- COMPLETE THE FOLLOWING
1 > In the post about getting new glasses, what did the writer start reading as the couple pulled away from the eye center?
2 > Please resume the post about getting new glasses, picking up right after its final sentence.

Opening Post

Getting New Glasses

I remember when I first got new glasses, and it was like I could see things clearly for the very first time! I had had glasses once a long time ago, but I had gone without them for many years at that point (due to my own vanity) and had just been using reading glasses for up-close reading when I needed them.

It just got to the point, though, where reading glasses weren’t good enough any more, and I finally had to “face the music” and go out and get “real” glasses to correct my vision.

The minute I put on my new glasses, it was like someone had taken away a hazy shield from my world! Everything was in focus, and I could see things far away that I never could before.

Oh, how my husband laughed at me as I started reading license plates, store signs and street signs as we pulled away from the eye center where I’d gotten my new glasses.

I was like a child in a new world, with this new clarity! It was so exciting to see things in this new way – or to see things for the first time, no longer just blurry renditions of themselves.

It’s kind of like with bipolar disorder – like in the beginning, when you’ve been struggling along for so long with the undiagnosed disorder, and then you’re finally diagnosed and put on the right medication, and all of a sudden you see your whole world with a clarity you’ve never seen it with before!

- SUPPLIED DATA
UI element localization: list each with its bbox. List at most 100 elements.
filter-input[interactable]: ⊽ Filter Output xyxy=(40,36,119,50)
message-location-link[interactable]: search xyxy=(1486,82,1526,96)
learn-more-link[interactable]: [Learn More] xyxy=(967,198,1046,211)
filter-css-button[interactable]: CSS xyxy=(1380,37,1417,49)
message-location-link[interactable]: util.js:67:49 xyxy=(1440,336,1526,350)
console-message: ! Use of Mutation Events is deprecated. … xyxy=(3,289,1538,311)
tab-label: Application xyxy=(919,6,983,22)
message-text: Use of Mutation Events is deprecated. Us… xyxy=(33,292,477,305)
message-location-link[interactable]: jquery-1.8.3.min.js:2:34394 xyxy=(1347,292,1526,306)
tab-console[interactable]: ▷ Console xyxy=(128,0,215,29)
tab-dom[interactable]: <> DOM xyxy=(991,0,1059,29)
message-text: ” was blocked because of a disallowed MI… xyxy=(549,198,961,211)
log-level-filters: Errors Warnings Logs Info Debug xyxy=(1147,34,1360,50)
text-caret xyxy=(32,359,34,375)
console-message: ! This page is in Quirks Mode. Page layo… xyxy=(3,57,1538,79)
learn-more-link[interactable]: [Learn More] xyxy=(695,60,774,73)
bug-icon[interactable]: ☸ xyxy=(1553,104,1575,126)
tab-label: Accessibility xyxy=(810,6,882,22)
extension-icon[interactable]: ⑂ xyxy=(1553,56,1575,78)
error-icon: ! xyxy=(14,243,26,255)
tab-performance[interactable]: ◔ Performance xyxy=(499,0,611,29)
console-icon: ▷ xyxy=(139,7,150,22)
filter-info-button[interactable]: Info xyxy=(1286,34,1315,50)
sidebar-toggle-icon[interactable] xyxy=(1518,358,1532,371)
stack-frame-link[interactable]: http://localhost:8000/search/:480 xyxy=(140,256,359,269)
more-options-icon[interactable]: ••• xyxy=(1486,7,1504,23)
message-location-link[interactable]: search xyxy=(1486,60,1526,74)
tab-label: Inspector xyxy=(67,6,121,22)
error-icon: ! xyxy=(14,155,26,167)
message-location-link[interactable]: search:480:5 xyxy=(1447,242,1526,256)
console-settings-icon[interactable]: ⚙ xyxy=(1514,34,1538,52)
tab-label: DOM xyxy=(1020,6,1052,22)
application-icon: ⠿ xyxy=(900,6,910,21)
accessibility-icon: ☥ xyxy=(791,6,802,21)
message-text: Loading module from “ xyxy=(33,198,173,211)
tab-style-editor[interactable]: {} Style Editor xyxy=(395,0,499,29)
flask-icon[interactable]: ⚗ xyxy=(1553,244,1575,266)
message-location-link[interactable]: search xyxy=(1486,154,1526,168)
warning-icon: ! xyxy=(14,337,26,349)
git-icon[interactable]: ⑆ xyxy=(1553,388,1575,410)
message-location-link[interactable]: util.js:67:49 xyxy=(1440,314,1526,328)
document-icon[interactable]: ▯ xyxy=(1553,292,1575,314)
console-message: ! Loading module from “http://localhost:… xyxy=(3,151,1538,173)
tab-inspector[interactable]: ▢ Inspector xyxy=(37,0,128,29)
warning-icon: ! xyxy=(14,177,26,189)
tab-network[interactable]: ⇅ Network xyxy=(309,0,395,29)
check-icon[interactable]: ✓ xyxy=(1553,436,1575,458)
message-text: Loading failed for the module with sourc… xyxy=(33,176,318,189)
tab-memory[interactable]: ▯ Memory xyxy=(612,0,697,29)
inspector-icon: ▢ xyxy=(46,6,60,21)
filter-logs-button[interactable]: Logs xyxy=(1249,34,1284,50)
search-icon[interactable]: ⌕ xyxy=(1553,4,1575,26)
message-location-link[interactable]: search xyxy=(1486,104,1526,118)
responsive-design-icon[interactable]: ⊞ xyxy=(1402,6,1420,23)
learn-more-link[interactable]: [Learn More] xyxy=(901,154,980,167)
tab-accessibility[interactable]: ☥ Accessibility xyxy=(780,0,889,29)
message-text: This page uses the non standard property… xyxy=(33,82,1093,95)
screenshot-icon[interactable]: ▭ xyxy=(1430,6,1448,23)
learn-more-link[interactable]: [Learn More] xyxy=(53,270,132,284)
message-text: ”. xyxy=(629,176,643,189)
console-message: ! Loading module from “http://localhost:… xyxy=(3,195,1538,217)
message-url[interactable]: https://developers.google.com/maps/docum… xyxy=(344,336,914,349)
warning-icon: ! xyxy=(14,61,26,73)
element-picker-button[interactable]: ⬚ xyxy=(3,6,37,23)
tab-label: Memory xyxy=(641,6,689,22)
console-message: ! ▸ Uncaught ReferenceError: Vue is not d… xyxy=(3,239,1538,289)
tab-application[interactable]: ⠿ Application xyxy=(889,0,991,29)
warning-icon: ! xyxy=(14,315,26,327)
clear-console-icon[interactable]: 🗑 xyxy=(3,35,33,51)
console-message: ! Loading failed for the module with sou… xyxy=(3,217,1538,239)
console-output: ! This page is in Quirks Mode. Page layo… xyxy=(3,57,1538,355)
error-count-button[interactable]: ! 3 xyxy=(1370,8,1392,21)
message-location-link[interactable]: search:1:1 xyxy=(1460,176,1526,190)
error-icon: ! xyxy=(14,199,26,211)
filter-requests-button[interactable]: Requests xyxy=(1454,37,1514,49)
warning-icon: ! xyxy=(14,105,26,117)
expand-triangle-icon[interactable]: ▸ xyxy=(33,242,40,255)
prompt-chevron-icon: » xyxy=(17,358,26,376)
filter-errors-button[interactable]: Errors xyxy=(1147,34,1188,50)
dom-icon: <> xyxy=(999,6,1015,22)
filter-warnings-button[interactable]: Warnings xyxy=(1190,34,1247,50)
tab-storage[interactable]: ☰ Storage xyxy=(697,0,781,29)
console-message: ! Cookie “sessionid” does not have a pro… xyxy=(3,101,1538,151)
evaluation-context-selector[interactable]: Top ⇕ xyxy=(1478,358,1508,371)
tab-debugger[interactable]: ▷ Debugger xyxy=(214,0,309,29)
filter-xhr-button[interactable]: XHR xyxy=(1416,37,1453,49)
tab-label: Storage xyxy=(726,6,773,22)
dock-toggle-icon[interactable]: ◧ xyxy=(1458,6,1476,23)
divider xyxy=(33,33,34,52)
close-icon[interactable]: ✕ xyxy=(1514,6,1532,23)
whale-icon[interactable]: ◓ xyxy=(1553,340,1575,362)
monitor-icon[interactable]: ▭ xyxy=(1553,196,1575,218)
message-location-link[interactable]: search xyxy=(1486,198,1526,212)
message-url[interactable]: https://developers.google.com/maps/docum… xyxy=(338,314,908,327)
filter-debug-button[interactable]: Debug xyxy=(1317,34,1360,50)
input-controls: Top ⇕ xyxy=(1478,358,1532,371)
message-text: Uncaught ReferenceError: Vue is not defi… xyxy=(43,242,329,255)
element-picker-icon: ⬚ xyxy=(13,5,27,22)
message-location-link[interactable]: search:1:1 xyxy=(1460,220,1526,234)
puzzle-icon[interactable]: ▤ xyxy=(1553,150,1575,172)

- ANSWER SECTION
1 > License plates, store signs and street signs.

2 >
All of a sudden, your world makes sense! Whereas before, your thoughts (and judgment) may have been clouded, now they are suddenly very clear.

You are able to make decisions easier and to make better ones, because your mind is no longer so “foggy.” Like how I felt putting on my glasses for the first time – all of a sudden everything is easier, clearer.

Things that seemed so difficult before (like getting out of bed) are easier to do now. Then after some time has passed, even easier to do, to the point that you wonder why it was ever difficult in the first place!

Bipolar disorder can stop you from being able to do many things until you are properly diagnosed and put on the right medications.

Then, however, it’s like me getting my new glasses – all of a sudden you can “see” with clarity what you couldn’t see before.

It can even give you the confidence to try new things – things you wouldn’t even consider trying before.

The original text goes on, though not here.